▸ Written request
Everything in the listing should be restated word for word.

▸ Rows
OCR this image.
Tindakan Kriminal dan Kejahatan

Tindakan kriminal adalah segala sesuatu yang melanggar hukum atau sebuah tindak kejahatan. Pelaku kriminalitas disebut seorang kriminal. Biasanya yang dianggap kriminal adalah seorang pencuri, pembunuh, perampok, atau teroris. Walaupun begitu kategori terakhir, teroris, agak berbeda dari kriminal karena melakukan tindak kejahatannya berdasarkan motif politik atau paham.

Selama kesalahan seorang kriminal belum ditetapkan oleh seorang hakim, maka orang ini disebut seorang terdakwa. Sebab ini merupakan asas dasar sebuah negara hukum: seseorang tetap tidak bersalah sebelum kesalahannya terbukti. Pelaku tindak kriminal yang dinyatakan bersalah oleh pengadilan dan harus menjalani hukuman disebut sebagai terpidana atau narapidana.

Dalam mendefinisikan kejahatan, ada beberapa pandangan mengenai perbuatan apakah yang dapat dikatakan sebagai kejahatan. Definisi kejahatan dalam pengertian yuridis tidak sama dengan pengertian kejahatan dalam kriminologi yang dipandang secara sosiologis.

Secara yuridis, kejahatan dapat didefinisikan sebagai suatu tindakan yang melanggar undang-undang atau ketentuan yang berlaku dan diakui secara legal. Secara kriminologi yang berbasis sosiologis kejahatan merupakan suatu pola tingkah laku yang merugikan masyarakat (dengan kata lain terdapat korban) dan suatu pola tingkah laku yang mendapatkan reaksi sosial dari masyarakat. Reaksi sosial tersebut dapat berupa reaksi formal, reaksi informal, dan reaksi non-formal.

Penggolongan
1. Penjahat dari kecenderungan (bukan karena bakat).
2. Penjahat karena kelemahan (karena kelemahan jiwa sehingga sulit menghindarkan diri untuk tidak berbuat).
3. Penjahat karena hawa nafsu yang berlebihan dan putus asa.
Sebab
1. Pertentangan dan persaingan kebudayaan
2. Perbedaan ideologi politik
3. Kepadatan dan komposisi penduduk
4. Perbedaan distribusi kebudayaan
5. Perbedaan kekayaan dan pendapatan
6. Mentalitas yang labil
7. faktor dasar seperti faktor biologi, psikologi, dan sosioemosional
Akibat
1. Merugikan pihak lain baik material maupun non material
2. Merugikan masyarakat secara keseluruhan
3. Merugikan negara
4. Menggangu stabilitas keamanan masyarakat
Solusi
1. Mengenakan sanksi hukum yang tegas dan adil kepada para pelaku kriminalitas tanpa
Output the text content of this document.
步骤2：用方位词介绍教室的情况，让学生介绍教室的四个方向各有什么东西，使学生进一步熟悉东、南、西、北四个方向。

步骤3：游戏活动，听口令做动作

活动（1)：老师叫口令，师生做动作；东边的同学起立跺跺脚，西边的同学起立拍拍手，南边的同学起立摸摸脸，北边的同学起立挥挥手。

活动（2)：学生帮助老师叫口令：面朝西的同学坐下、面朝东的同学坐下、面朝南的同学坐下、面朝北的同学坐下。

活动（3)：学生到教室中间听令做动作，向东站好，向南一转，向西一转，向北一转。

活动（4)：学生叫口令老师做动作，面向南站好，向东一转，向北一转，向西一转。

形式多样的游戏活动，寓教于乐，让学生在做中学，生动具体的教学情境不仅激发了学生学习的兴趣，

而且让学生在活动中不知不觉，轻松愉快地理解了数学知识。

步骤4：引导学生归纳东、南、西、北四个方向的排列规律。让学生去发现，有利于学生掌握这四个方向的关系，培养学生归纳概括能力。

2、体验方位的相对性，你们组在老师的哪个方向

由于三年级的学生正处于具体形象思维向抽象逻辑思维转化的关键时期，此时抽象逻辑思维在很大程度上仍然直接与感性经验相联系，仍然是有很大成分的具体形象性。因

▸ Output of the exercise
OCR this image.
Tindakan Kriminal dan Kejahatan

Tindakan kriminal adalah segala sesuatu yang melanggar hukum atau sebuah tindak kejahatan. Pelaku kriminalitas disebut seorang kriminal. Biasanya yang dianggap kriminal adalah seorang pencuri, pembunuh, perampok, atau teroris. Walaupun begitu kategori terakhir, teroris, agak berbeda dari kriminal karena melakukan tindak kejahatannya berdasarkan motif politik atau paham.

Selama kesalahan seorang kriminal belum ditetapkan oleh seorang hakim, maka orang ini disebut seorang terdakwa. Sebab ini merupakan asas dasar sebuah negara hukum: seseorang tetap tidak bersalah sebelum kesalahannya terbukti. Pelaku tindak kriminal yang dinyatakan bersalah oleh pengadilan dan harus menjalani hukuman disebut sebagai terpidana atau narapidana.

Dalam mendefinisikan kejahatan, ada beberapa pandangan mengenai perbuatan apakah yang dapat dikatakan sebagai kejahatan. Definisi kejahatan dalam pengertian yuridis tidak sama dengan pengertian kejahatan dalam kriminologi yang dipandang secara sosiologis.

Secara yuridis, kejahatan dapat didefinisikan sebagai suatu tindakan yang melanggar undang-undang atau ketentuan yang berlaku dan diakui secara legal. Secara kriminologi yang berbasis sosiologis kejahatan merupakan suatu pola tingkah laku yang merugikan masyarakat (dengan kata lain terdapat korban) dan suatu pola tingkah laku yang mendapatkan reaksi sosial dari masyarakat. Reaksi sosial tersebut dapat berupa reaksi formal, reaksi informal, dan reaksi non-formal.

Penggolongan
1. Penjahat dari kecenderungan (bukan karena bakat).
2. Penjahat karena kelemahan (karena kelemahan jiwa sehingga sulit menghindarkan diri untuk tidak berbuat).
3. Penjahat karena hawa nafsu yang berlebihan dan putus asa.
Sebab
1. Pertentangan dan persaingan kebudayaan
2. Perbedaan ideologi politik
3. Kepadatan dan komposisi penduduk
4. Perbedaan distribusi kebudayaan
5. Perbedaan kekayaan dan pendapatan
6. Mentalitas yang labil
7. faktor dasar seperti faktor biologi, psikologi, dan sosioemosional
Akibat
1. Merugikan pihak lain baik material maupun non material
2. Merugikan masyarakat secara keseluruhan
3. Merugikan negara
4. Menggangu stabilitas keamanan masyarakat
Solusi
1. Mengenakan sanksi hukum yang tegas dan adil kepada para pelaku kriminalitas tanpa
Output the text content of this document.
步骤2：用方位词介绍教室的情况，让学生介绍教室的四个方向各有什么东西，使学生进一步熟悉东、南、西、北四个方向。

步骤3：游戏活动，听口令做动作

活动（1)：老师叫口令，师生做动作；东边的同学起立跺跺脚，西边的同学起立拍拍手，南边的同学起立摸摸脸，北边的同学起立挥挥手。

活动（2)：学生帮助老师叫口令：面朝西的同学坐下、面朝东的同学坐下、面朝南的同学坐下、面朝北的同学坐下。

活动（3)：学生到教室中间听令做动作，向东站好，向南一转，向西一转，向北一转。

活动（4)：学生叫口令老师做动作，面向南站好，向东一转，向北一转，向西一转。

形式多样的游戏活动，寓教于乐，让学生在做中学，生动具体的教学情境不仅激发了学生学习的兴趣，

而且让学生在活动中不知不觉，轻松愉快地理解了数学知识。

步骤4：引导学生归纳东、南、西、北四个方向的排列规律。让学生去发现，有利于学生掌握这四个方向的关系，培养学生归纳概括能力。

2、体验方位的相对性，你们组在老师的哪个方向

由于三年级的学生正处于具体形象思维向抽象逻辑思维转化的关键时期，此时抽象逻辑思维在很大程度上仍然直接与感性经验相联系，仍然是有很大成分的具体形象性。因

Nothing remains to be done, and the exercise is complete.